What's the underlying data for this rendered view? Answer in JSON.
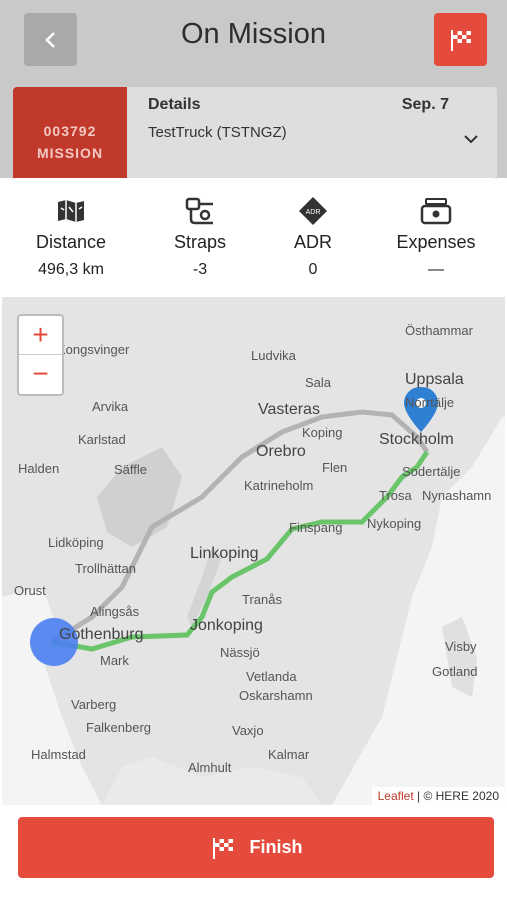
{
  "header": {
    "title": "On Mission",
    "back_icon": "chevron-left-icon",
    "flag_icon": "checkered-flag-icon"
  },
  "mission_card": {
    "mission_id": "003792",
    "mission_label": "MISSION",
    "details_label": "Details",
    "truck": "TestTruck (TSTNGZ)",
    "date": "Sep. 7",
    "expand_icon": "chevron-down-icon"
  },
  "stats": [
    {
      "label": "Distance",
      "value": "496,3 km",
      "icon": "map-icon"
    },
    {
      "label": "Straps",
      "value": "-3",
      "icon": "strap-icon"
    },
    {
      "label": "ADR",
      "value": "0",
      "icon": "adr-diamond-icon"
    },
    {
      "label": "Expenses",
      "value": "—",
      "icon": "cash-register-icon"
    }
  ],
  "map": {
    "zoom_in": "+",
    "zoom_out": "−",
    "attribution_link": "Leaflet",
    "attribution_text": "| © HERE 2020",
    "places": {
      "osthammar": "Östhammar",
      "kongsvinger": "Kongsvinger",
      "ludvika": "Ludvika",
      "uppsala": "Uppsala",
      "sala": "Sala",
      "arvika": "Arvika",
      "vasteras": "Vasteras",
      "norrtalje": "Norrtälje",
      "karlstad": "Karlstad",
      "koping": "Koping",
      "stockholm": "Stockholm",
      "halden": "Halden",
      "saffle": "Säffle",
      "orebro": "Orebro",
      "flen": "Flen",
      "sodertalje": "Sodertälje",
      "katrineholm": "Katrineholm",
      "trosa": "Trosa",
      "nynashamn": "Nynashamn",
      "finspang": "Finspang",
      "nykoping": "Nykoping",
      "lidkoping": "Lidköping",
      "linkoping": "Linkoping",
      "trollhattan": "Trollhättan",
      "orust": "Orust",
      "tranas": "Tranås",
      "alingsas": "Alingsås",
      "gothenburg": "Gothenburg",
      "jonkoping": "Jonkoping",
      "visby": "Visby",
      "mark": "Mark",
      "nassjo": "Nässjö",
      "gotland": "Gotland",
      "vetlanda": "Vetlanda",
      "varberg": "Varberg",
      "oskarshamn": "Oskarshamn",
      "falkenberg": "Falkenberg",
      "vaxjo": "Vaxjo",
      "halmstad": "Halmstad",
      "kalmar": "Kalmar",
      "almhult": "Almhult"
    },
    "colors": {
      "route": "#6ac46a",
      "alt_route": "#b3b3b3",
      "marker": "#2f7fd3",
      "origin": "#4a7ff0"
    }
  },
  "finish": {
    "label": "Finish",
    "icon": "checkered-flag-icon"
  }
}
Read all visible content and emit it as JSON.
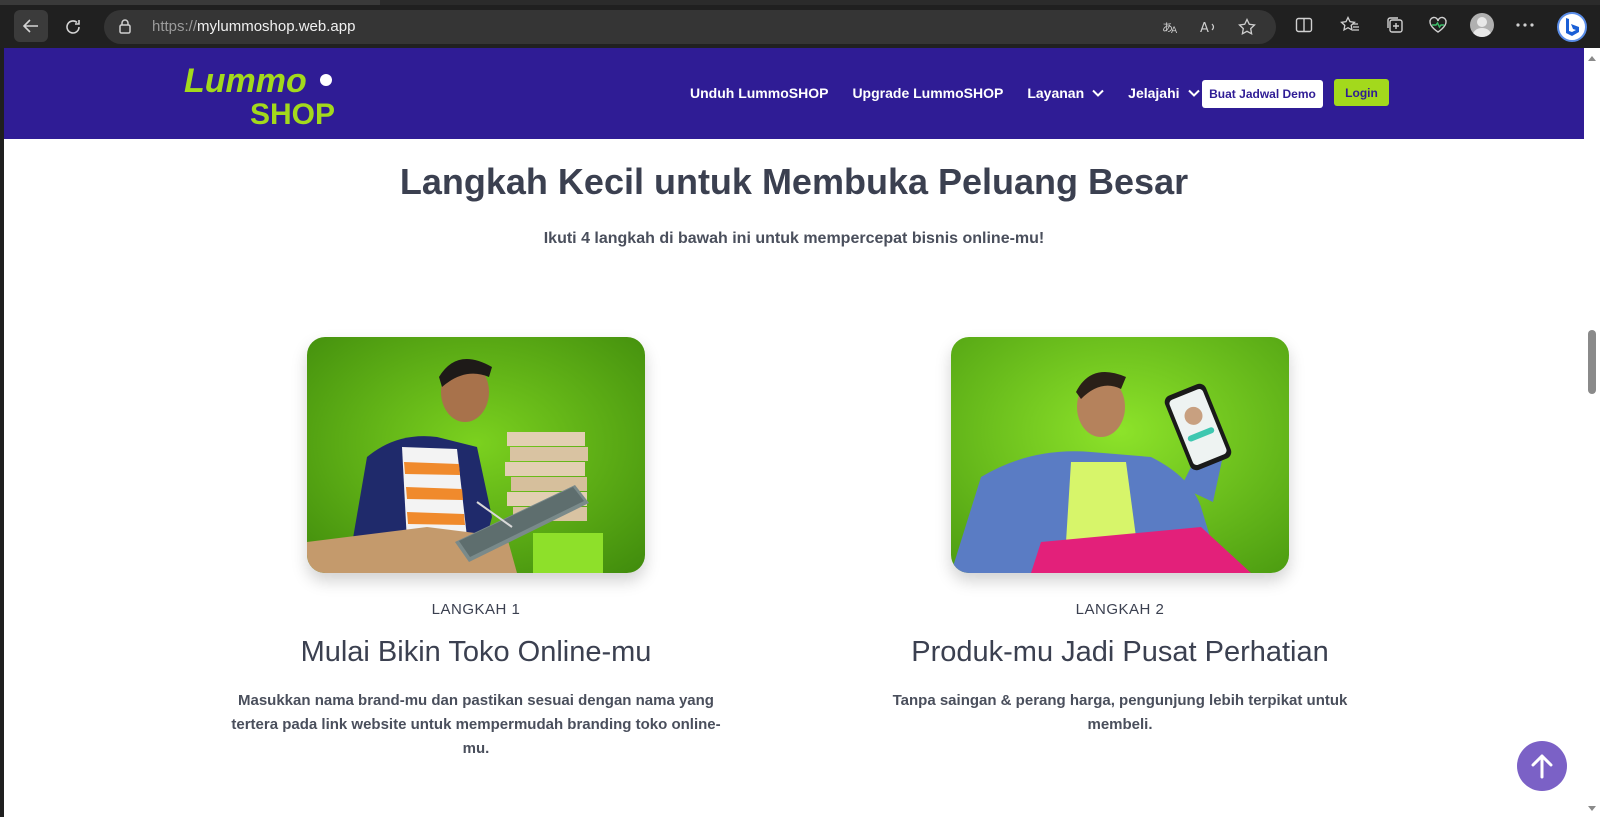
{
  "browser": {
    "url_scheme": "https://",
    "url_host": "mylummoshop.web.app"
  },
  "nav": {
    "logo_top": "Lummo",
    "logo_bottom": "SHOP",
    "links": [
      {
        "label": "Unduh LummoSHOP"
      },
      {
        "label": "Upgrade LummoSHOP"
      },
      {
        "label": "Layanan"
      },
      {
        "label": "Jelajahi"
      }
    ],
    "demo_button": "Buat Jadwal Demo",
    "login_button": "Login"
  },
  "section": {
    "title": "Langkah Kecil untuk Membuka Peluang Besar",
    "subtitle": "Ikuti 4 langkah di bawah ini untuk mempercepat bisnis online-mu!"
  },
  "steps": [
    {
      "label": "LANGKAH 1",
      "title": "Mulai Bikin Toko Online-mu",
      "description": "Masukkan nama brand-mu dan pastikan sesuai dengan nama yang tertera pada link website untuk mempermudah branding toko online-mu."
    },
    {
      "label": "LANGKAH 2",
      "title": "Produk-mu Jadi Pusat Perhatian",
      "description": "Tanpa saingan & perang harga, pengunjung lebih terpikat untuk membeli."
    }
  ],
  "colors": {
    "nav_bg": "#2f1c95",
    "accent_green": "#a3d91c",
    "text_dark": "#3b4050",
    "to_top_button": "#7b61c6"
  }
}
────────
== TASK DIRECTIONS ==
In the records above, locate the line containing "Read all visible content and emit it as JSON.", then copy exactly that line and every line after it through the end, omitting pictures.

== OUTPUT OF THE EXERCISE ==
Read all visible content and emit it as JSON.
{
  "browser": {
    "url_scheme": "https://",
    "url_host": "mylummoshop.web.app"
  },
  "nav": {
    "logo_top": "Lummo",
    "logo_bottom": "SHOP",
    "links": [
      {
        "label": "Unduh LummoSHOP"
      },
      {
        "label": "Upgrade LummoSHOP"
      },
      {
        "label": "Layanan"
      },
      {
        "label": "Jelajahi"
      }
    ],
    "demo_button": "Buat Jadwal Demo",
    "login_button": "Login"
  },
  "section": {
    "title": "Langkah Kecil untuk Membuka Peluang Besar",
    "subtitle": "Ikuti 4 langkah di bawah ini untuk mempercepat bisnis online-mu!"
  },
  "steps": [
    {
      "label": "LANGKAH 1",
      "title": "Mulai Bikin Toko Online-mu",
      "description": "Masukkan nama brand-mu dan pastikan sesuai dengan nama yang tertera pada link website untuk mempermudah branding toko online-mu."
    },
    {
      "label": "LANGKAH 2",
      "title": "Produk-mu Jadi Pusat Perhatian",
      "description": "Tanpa saingan & perang harga, pengunjung lebih terpikat untuk membeli."
    }
  ],
  "colors": {
    "nav_bg": "#2f1c95",
    "accent_green": "#a3d91c",
    "text_dark": "#3b4050",
    "to_top_button": "#7b61c6"
  }
}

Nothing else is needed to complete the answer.